Extract every line that contains the word "more".
_ _ _
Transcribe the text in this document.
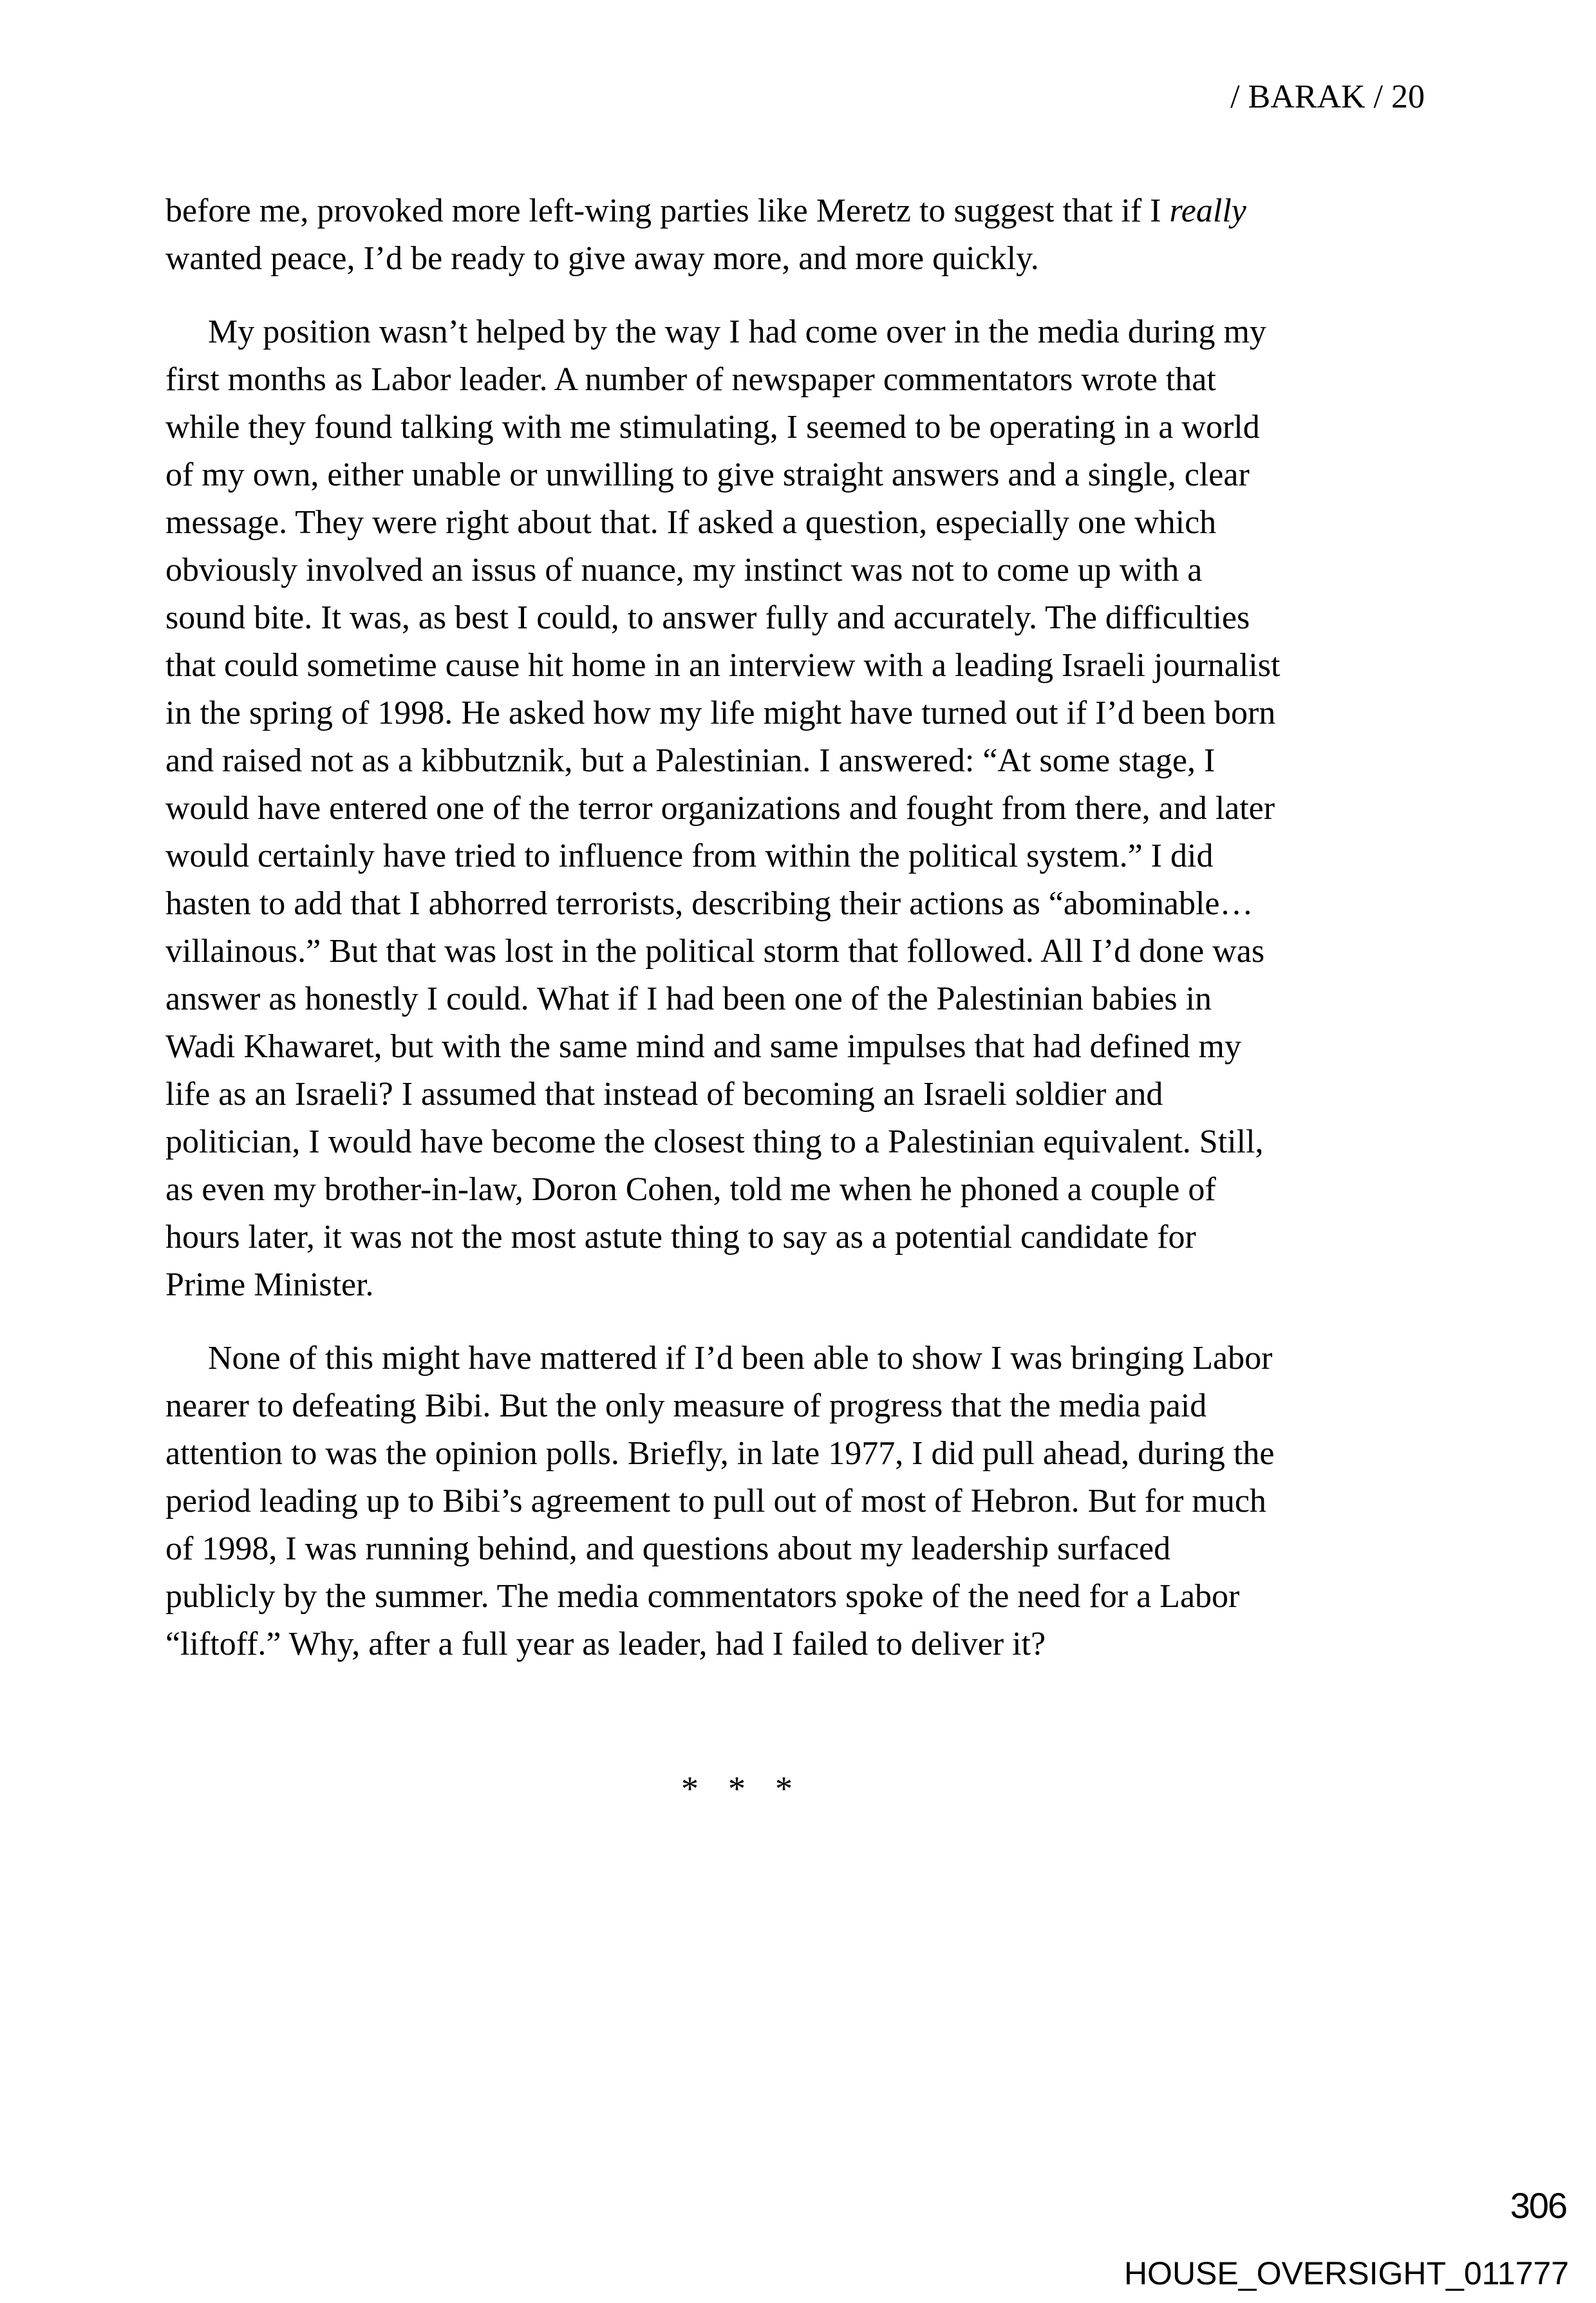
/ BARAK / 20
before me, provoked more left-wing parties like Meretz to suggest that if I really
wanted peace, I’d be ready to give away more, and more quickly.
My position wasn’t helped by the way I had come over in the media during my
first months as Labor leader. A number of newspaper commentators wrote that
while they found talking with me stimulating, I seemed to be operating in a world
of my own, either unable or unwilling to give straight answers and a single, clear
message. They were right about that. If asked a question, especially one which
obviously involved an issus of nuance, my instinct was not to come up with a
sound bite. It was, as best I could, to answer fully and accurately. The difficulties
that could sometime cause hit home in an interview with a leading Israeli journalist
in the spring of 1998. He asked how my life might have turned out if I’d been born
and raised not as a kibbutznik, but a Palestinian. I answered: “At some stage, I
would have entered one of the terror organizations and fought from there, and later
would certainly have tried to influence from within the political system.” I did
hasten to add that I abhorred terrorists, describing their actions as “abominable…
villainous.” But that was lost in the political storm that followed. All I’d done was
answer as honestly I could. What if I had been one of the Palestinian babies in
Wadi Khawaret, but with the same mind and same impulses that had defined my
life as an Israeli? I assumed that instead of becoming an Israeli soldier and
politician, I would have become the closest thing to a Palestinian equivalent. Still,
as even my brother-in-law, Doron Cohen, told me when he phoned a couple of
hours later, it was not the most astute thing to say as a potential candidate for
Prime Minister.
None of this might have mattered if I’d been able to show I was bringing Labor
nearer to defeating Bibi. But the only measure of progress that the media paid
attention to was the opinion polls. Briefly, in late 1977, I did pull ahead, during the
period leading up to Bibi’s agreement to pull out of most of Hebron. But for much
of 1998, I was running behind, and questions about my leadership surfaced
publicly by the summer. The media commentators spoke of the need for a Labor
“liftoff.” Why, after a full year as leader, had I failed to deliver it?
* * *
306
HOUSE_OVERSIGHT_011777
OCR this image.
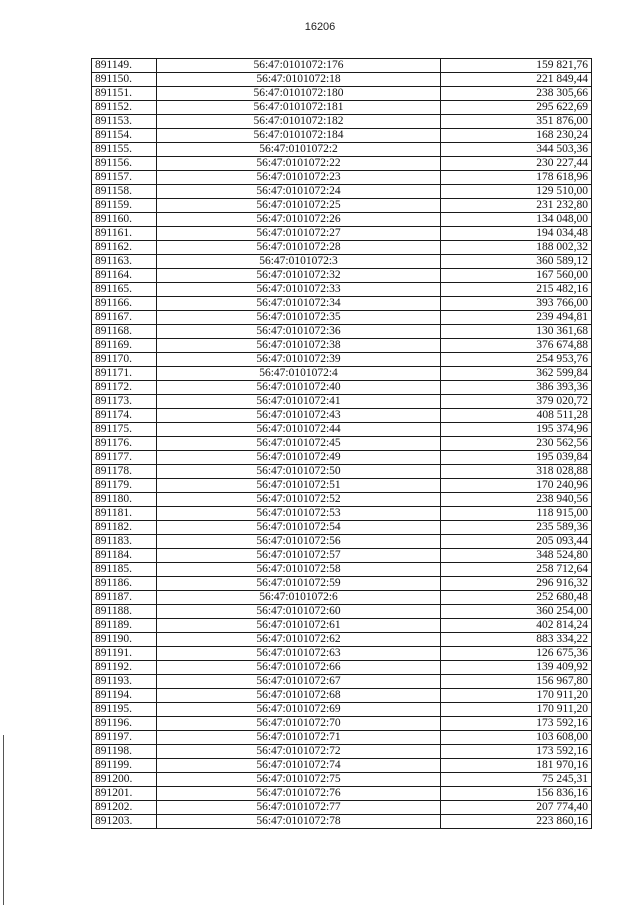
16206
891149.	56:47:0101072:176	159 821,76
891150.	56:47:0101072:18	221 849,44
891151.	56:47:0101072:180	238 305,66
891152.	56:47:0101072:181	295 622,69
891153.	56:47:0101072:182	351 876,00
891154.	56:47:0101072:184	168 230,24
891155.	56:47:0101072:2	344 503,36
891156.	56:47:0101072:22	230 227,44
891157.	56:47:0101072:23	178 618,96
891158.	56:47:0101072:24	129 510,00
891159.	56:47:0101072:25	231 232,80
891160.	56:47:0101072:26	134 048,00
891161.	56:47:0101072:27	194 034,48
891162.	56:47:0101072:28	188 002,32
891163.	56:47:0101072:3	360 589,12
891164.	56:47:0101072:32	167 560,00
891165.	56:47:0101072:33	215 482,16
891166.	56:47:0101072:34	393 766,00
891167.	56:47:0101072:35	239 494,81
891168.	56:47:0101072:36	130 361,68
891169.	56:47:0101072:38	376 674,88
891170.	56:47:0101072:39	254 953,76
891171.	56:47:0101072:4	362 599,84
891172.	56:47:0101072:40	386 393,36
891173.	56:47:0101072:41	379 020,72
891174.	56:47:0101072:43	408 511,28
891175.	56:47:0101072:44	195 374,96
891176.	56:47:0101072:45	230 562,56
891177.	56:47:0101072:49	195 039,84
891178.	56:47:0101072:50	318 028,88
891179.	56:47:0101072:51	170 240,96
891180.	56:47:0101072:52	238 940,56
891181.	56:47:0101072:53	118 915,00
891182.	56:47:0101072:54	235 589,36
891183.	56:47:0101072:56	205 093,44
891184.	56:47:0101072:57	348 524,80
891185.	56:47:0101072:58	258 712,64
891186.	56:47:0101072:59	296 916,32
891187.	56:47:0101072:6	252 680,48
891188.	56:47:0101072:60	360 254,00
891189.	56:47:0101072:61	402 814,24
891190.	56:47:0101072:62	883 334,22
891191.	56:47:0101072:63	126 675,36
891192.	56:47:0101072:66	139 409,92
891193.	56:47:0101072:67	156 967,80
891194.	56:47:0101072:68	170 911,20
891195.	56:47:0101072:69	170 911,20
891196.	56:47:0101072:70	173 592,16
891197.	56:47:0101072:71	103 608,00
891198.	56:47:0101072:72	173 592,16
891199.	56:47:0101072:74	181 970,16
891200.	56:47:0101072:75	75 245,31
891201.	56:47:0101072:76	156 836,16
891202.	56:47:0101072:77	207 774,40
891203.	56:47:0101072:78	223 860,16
_ _ _
THE SOLUTION =>
before me, provoked more left-wing parties like Meretz to suggest that if I really
wanted peace, I’d be ready to give away more, and more quickly.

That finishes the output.